>> Start RECORD SET

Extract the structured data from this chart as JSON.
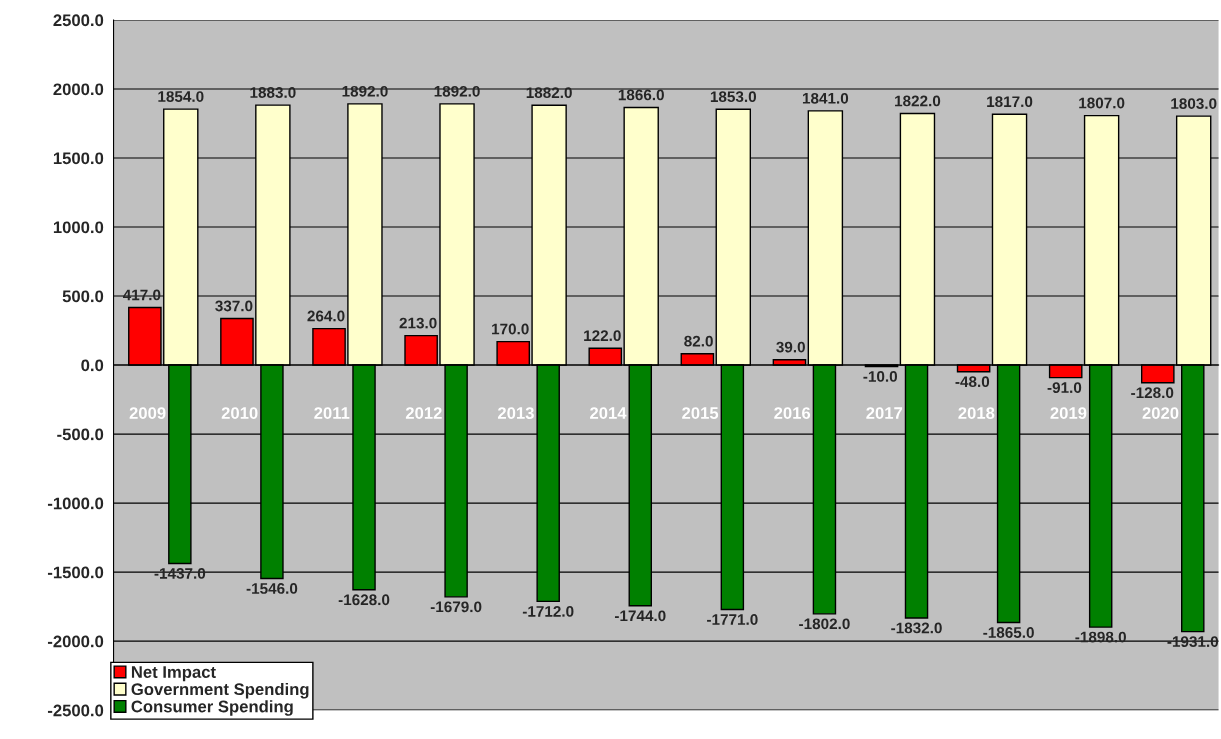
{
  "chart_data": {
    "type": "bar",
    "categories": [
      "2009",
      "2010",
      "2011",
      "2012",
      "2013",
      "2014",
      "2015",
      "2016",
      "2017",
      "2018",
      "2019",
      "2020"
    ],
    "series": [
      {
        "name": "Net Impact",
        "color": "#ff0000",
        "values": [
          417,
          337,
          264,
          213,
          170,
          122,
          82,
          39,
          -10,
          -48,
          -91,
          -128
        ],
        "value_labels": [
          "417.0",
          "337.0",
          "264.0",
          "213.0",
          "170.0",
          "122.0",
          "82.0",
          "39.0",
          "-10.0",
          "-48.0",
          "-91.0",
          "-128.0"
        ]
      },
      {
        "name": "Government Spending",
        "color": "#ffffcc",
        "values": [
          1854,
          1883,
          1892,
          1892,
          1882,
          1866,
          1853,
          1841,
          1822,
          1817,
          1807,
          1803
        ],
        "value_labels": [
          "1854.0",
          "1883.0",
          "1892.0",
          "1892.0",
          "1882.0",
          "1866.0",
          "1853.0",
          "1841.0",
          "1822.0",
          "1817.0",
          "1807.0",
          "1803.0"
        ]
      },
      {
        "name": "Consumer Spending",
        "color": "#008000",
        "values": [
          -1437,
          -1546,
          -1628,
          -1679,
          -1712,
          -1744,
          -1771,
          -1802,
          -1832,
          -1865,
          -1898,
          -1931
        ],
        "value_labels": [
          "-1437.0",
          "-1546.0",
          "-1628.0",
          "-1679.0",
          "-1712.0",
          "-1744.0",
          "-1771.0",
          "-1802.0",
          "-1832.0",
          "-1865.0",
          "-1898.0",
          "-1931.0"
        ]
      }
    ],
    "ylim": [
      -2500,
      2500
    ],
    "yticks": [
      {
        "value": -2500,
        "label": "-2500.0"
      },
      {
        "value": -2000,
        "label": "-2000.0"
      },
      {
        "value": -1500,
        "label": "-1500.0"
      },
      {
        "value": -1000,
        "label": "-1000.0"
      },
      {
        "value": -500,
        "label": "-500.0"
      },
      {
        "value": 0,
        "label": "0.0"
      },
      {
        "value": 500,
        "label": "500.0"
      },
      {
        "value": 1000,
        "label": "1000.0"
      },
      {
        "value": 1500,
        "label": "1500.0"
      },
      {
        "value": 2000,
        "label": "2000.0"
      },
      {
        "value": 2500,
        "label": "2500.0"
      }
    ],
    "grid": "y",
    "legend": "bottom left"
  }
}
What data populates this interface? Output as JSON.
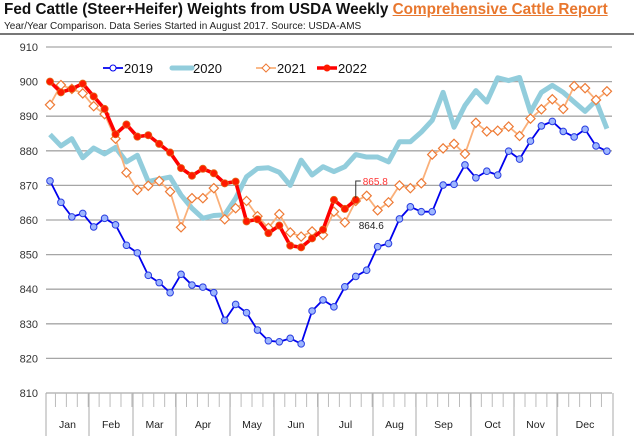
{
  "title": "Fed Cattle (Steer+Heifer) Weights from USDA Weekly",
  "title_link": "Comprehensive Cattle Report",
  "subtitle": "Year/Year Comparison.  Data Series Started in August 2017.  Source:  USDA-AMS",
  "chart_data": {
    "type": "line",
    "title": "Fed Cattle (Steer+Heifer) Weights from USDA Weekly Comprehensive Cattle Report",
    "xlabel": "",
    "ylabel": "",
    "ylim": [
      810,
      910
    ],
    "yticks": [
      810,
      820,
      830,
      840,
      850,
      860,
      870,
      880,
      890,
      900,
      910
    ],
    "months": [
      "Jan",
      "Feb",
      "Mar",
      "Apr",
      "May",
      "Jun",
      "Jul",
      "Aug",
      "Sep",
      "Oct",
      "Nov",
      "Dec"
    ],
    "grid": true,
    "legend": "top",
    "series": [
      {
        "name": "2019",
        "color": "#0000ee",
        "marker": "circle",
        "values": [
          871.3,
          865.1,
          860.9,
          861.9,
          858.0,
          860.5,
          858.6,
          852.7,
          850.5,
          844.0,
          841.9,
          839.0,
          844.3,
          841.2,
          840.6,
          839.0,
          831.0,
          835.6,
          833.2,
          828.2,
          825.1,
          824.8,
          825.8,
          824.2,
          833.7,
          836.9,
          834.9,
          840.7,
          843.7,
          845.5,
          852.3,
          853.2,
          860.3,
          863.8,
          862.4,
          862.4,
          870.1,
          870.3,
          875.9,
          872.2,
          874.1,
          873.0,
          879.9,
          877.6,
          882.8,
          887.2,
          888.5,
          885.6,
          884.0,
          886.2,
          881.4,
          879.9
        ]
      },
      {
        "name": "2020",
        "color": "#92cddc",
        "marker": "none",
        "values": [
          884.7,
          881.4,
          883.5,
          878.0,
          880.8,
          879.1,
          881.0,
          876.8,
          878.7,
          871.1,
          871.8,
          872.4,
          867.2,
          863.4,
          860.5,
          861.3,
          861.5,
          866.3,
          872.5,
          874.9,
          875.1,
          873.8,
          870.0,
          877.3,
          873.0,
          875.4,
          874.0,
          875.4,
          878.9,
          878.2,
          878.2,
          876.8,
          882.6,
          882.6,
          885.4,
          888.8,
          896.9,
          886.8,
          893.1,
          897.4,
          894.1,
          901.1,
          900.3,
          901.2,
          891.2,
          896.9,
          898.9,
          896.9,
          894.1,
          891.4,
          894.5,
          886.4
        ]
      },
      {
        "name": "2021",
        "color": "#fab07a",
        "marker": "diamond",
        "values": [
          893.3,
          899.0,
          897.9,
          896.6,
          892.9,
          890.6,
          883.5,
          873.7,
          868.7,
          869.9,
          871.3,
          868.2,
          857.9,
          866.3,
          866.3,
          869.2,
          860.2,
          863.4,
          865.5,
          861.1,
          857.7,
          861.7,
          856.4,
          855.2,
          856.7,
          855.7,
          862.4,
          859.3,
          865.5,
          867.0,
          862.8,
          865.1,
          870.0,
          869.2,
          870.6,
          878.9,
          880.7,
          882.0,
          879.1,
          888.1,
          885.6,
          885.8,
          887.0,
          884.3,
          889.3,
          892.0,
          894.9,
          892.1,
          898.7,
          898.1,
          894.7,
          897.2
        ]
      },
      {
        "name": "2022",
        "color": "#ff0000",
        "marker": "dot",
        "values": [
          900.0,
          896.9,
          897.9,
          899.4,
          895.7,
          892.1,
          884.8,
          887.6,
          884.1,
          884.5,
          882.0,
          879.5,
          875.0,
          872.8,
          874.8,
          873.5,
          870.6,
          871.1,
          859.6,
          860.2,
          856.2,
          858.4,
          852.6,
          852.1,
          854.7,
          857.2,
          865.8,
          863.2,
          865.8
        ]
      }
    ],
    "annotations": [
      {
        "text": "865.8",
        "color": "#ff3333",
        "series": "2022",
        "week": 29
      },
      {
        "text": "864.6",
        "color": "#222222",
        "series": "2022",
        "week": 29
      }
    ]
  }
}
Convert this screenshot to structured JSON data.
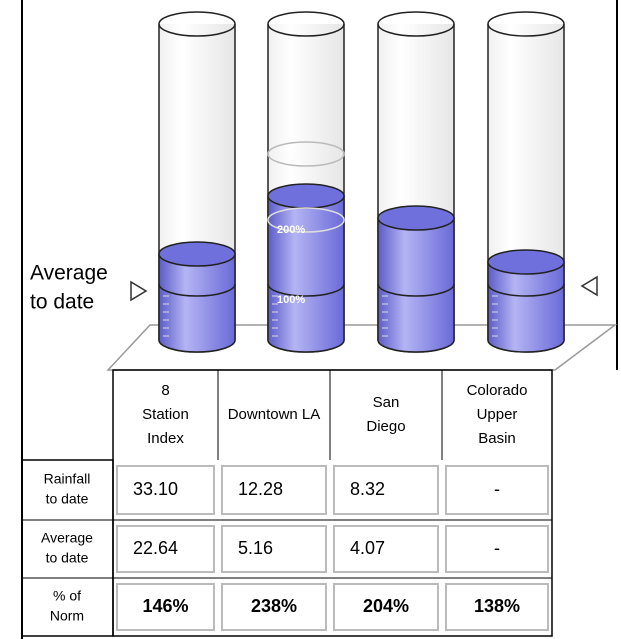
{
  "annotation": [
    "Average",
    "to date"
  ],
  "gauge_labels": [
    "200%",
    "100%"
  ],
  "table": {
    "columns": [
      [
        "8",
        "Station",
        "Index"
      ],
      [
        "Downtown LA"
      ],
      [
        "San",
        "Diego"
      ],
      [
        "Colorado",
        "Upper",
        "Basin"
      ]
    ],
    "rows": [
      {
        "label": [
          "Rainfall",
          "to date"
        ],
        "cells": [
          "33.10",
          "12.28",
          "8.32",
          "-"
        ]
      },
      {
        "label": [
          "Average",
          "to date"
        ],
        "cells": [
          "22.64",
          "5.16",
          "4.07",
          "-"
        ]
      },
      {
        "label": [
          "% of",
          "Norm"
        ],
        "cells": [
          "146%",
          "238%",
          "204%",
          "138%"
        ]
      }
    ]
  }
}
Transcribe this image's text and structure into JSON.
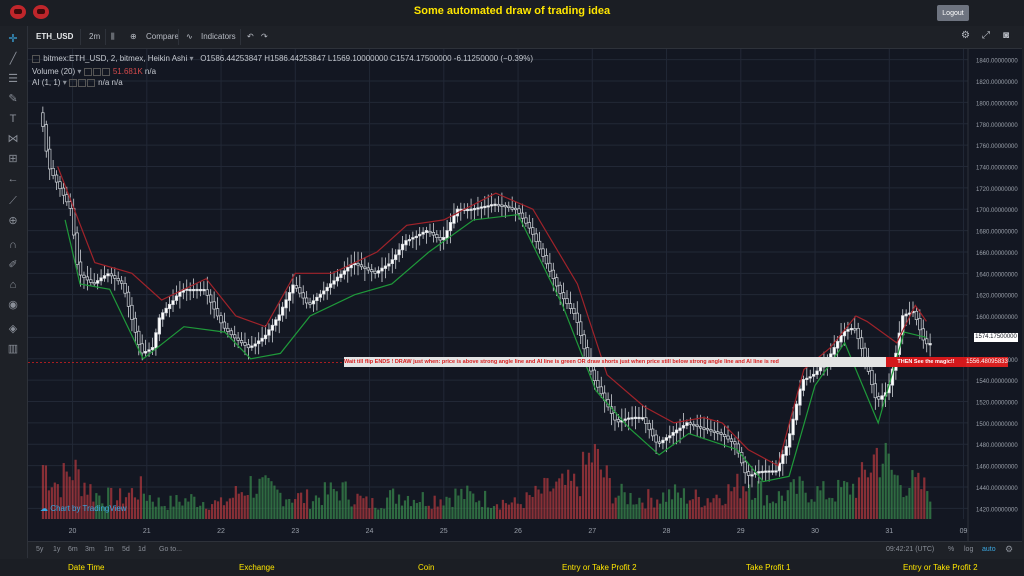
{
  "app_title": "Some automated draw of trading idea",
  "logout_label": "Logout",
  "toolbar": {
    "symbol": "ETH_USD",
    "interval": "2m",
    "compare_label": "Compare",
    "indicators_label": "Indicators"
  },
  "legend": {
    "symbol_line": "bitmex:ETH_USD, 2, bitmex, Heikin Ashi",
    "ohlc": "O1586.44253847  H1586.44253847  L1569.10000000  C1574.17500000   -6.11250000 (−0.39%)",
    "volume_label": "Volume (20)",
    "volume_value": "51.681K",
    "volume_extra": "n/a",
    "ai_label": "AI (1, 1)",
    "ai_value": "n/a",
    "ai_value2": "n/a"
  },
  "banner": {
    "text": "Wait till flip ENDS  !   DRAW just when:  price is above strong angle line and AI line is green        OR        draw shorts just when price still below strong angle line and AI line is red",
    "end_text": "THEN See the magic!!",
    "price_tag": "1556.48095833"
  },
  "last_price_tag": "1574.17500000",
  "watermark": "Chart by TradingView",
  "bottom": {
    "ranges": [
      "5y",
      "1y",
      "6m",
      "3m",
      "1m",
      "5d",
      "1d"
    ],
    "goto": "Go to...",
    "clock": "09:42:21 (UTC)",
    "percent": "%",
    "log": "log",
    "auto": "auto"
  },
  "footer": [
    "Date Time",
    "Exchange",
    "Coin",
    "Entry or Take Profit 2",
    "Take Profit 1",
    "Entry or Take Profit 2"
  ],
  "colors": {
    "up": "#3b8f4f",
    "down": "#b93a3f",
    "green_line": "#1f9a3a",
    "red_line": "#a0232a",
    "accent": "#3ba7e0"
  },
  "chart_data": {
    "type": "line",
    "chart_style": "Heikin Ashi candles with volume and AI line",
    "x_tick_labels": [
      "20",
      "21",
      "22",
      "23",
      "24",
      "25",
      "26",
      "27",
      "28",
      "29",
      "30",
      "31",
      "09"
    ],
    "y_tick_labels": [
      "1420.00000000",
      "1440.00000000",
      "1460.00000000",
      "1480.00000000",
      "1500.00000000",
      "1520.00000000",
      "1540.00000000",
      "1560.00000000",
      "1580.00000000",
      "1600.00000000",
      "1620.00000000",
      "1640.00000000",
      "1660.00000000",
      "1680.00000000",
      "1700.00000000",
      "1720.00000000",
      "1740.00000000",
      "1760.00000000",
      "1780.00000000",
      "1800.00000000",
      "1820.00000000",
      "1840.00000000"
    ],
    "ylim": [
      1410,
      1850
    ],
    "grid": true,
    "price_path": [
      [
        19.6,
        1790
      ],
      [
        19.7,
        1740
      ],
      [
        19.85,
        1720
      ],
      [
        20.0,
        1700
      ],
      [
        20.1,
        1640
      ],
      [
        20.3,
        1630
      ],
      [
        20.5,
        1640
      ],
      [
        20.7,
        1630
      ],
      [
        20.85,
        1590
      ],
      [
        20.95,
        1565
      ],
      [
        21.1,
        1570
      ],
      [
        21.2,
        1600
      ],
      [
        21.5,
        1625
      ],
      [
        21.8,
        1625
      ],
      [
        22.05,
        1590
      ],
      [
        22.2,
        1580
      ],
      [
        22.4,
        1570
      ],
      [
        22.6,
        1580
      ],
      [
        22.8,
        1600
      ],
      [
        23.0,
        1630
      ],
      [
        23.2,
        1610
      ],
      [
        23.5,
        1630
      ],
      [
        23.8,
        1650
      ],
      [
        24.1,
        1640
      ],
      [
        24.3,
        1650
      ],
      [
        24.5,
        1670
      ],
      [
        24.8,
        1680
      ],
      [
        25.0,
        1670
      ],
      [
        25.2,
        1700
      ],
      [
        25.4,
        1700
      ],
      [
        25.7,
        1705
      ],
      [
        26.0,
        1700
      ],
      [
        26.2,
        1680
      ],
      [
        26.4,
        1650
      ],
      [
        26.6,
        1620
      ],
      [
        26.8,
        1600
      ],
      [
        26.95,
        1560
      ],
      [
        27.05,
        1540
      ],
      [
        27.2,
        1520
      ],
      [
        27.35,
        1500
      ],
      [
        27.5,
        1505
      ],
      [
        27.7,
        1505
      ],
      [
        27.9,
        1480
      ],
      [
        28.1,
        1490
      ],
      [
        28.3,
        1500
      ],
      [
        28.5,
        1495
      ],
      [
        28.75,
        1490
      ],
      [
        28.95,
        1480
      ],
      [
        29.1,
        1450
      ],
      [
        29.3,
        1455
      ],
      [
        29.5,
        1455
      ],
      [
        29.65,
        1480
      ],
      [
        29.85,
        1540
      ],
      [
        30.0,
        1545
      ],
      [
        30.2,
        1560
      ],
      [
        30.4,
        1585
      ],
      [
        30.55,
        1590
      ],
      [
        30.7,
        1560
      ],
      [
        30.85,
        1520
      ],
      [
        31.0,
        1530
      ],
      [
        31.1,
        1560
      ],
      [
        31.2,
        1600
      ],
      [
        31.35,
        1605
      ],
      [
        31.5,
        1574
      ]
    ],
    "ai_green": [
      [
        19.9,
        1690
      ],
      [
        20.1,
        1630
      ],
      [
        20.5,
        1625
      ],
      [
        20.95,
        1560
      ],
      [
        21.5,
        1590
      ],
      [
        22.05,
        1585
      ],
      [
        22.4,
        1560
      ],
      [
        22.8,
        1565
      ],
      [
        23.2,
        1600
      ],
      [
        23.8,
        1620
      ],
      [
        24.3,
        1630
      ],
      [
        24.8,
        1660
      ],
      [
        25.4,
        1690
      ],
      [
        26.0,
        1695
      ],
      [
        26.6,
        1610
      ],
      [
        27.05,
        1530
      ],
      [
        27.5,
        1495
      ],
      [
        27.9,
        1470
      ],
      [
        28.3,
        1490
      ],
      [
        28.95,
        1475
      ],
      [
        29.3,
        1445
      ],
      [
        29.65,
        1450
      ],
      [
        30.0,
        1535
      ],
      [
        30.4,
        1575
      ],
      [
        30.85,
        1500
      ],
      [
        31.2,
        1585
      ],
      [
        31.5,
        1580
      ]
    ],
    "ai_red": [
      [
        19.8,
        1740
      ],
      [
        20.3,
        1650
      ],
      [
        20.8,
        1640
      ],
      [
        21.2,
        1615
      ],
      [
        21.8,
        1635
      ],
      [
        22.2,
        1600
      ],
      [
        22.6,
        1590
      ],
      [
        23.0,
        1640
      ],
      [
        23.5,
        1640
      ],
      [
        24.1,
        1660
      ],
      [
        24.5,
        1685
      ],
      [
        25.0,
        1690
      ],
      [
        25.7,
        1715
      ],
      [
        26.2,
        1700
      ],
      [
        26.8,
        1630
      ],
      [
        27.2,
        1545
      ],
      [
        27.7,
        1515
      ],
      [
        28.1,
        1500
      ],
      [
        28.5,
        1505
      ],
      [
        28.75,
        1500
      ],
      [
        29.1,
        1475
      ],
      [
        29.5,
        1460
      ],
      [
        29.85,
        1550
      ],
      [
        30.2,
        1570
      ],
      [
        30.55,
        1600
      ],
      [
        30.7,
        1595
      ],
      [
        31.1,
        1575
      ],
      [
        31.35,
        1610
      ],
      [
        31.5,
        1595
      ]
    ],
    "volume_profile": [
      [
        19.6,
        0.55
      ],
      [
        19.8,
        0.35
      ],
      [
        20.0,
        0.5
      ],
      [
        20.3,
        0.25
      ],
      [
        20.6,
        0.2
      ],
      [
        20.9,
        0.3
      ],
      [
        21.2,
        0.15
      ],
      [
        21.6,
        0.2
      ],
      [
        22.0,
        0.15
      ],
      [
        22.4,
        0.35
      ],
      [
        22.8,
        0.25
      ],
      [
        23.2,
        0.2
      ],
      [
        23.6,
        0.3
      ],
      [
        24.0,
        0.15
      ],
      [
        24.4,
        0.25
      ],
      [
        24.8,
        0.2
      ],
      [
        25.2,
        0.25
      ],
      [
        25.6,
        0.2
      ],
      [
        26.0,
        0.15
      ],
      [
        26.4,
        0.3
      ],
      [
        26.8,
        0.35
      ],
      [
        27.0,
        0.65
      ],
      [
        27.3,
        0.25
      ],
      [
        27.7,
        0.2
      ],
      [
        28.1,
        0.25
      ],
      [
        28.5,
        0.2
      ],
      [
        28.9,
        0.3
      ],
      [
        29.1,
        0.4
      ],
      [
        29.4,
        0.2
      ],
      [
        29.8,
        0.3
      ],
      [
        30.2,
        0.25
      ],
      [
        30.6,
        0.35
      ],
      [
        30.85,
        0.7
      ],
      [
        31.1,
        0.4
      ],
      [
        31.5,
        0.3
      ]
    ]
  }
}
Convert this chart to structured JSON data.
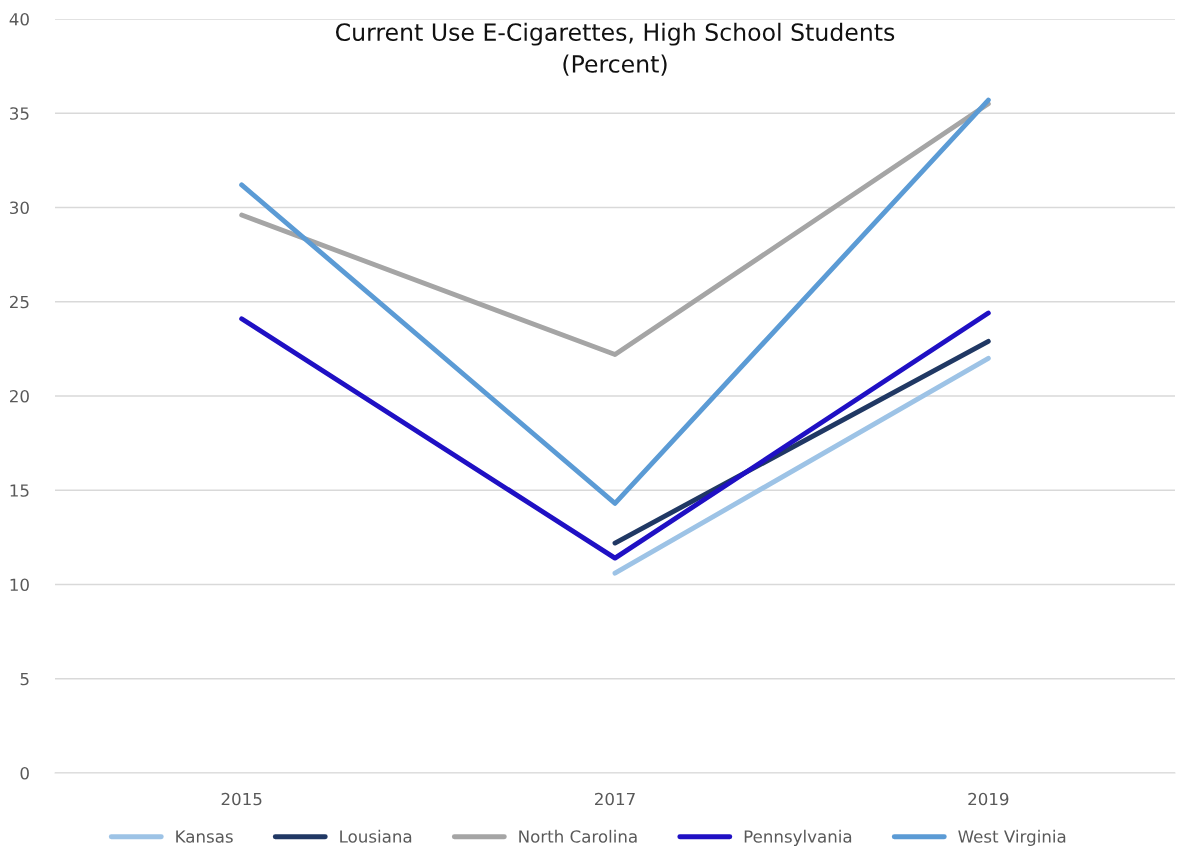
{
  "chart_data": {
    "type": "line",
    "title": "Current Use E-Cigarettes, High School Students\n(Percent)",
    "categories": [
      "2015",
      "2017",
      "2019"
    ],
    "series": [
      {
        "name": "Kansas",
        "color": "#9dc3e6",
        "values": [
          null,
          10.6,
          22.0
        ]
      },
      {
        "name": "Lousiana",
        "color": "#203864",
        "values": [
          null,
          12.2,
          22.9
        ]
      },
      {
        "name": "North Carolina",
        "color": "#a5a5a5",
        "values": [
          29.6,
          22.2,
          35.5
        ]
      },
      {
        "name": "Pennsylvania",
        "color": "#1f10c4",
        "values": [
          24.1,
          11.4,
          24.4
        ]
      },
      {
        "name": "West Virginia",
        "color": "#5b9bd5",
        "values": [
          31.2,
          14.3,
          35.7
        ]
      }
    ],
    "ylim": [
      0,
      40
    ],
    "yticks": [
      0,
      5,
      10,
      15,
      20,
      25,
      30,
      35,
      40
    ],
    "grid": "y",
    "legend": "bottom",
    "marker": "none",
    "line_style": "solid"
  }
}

>> End RECORD SET

— TASK DETAILS —
Pick out every line holding the string "Profit" and return it.

— PROBLEM SOLUTION —
    "Entry or Take Profit 2",
    "Take Profit 1",
    "Entry or Take Profit 2"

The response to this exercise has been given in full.